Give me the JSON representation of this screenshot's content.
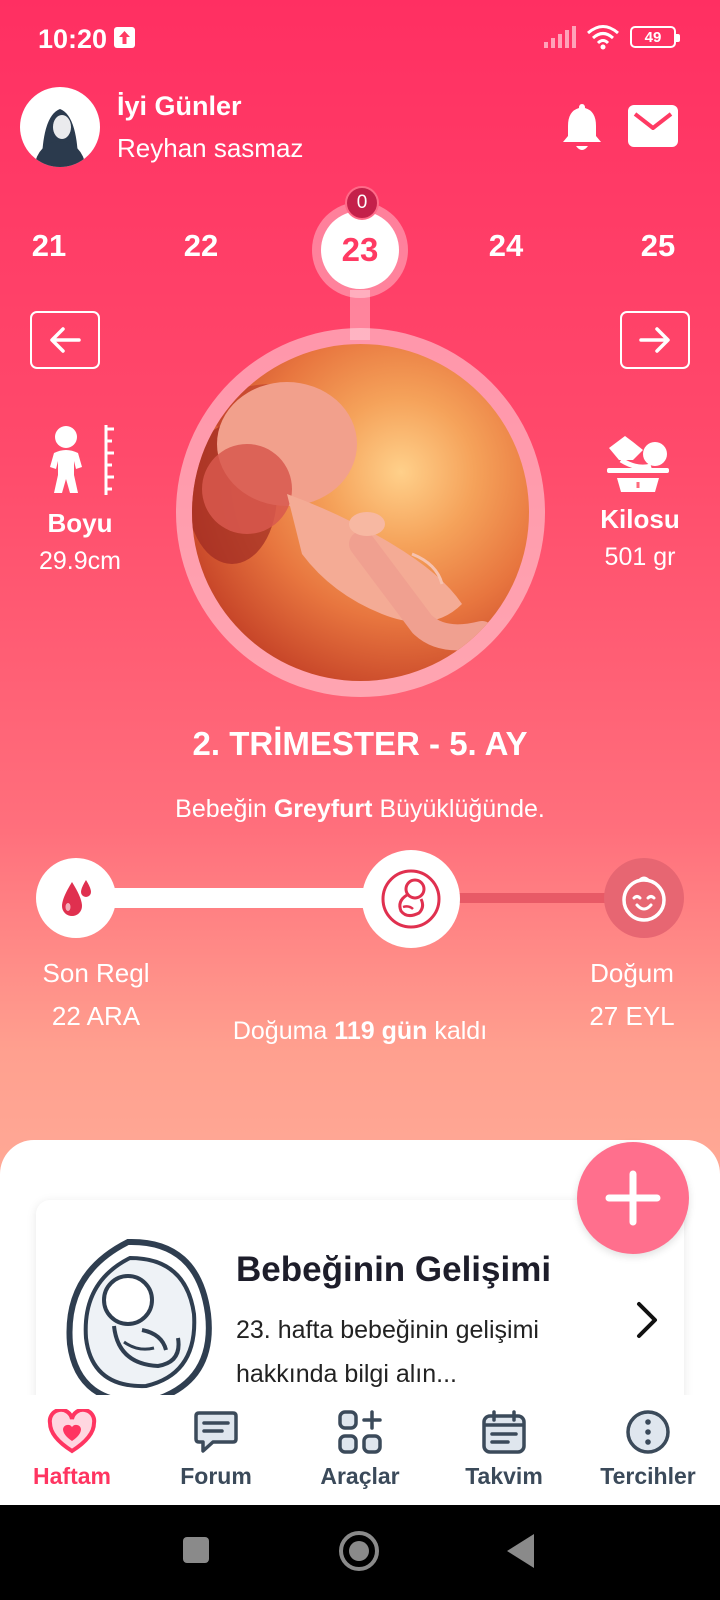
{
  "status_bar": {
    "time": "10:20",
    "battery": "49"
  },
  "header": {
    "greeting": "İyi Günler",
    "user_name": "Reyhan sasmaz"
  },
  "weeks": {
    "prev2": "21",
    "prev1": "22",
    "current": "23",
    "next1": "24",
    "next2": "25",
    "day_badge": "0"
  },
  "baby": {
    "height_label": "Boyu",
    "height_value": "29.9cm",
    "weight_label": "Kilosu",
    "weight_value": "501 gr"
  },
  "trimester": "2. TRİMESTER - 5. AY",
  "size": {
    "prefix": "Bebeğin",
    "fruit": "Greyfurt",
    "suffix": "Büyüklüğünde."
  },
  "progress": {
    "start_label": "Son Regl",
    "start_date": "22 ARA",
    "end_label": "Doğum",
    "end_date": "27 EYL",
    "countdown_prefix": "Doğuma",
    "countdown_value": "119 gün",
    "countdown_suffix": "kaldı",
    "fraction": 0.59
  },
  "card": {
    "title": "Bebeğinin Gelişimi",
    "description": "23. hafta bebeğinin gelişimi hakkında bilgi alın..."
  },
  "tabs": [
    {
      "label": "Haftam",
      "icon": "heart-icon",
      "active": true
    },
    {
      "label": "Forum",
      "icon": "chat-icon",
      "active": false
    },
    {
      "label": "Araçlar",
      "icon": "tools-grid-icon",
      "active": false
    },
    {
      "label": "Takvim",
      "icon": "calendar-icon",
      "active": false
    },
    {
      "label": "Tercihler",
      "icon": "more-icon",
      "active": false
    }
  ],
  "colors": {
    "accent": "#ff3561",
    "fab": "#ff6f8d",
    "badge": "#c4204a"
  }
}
==
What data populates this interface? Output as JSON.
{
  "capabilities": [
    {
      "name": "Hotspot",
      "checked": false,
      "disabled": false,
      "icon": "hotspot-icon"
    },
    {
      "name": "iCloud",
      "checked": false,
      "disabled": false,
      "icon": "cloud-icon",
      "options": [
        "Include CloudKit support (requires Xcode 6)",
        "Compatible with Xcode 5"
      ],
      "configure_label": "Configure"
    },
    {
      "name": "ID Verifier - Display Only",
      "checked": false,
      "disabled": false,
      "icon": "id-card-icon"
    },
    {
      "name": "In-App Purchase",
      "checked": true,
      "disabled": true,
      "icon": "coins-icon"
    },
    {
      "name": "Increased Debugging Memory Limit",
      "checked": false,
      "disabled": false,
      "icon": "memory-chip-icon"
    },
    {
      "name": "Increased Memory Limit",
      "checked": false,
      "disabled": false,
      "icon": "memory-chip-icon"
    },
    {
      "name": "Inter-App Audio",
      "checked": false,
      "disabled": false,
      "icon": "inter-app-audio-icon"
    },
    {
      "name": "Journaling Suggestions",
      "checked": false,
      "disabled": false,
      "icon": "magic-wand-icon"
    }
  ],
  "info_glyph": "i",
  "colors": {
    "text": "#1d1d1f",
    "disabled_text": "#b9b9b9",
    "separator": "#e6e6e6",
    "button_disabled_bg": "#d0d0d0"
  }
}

» THE TASK: Look back over the material above and state how many lines hold the word "JSON". Write the number and nothing else.

» WRITTEN SOLUTION: 2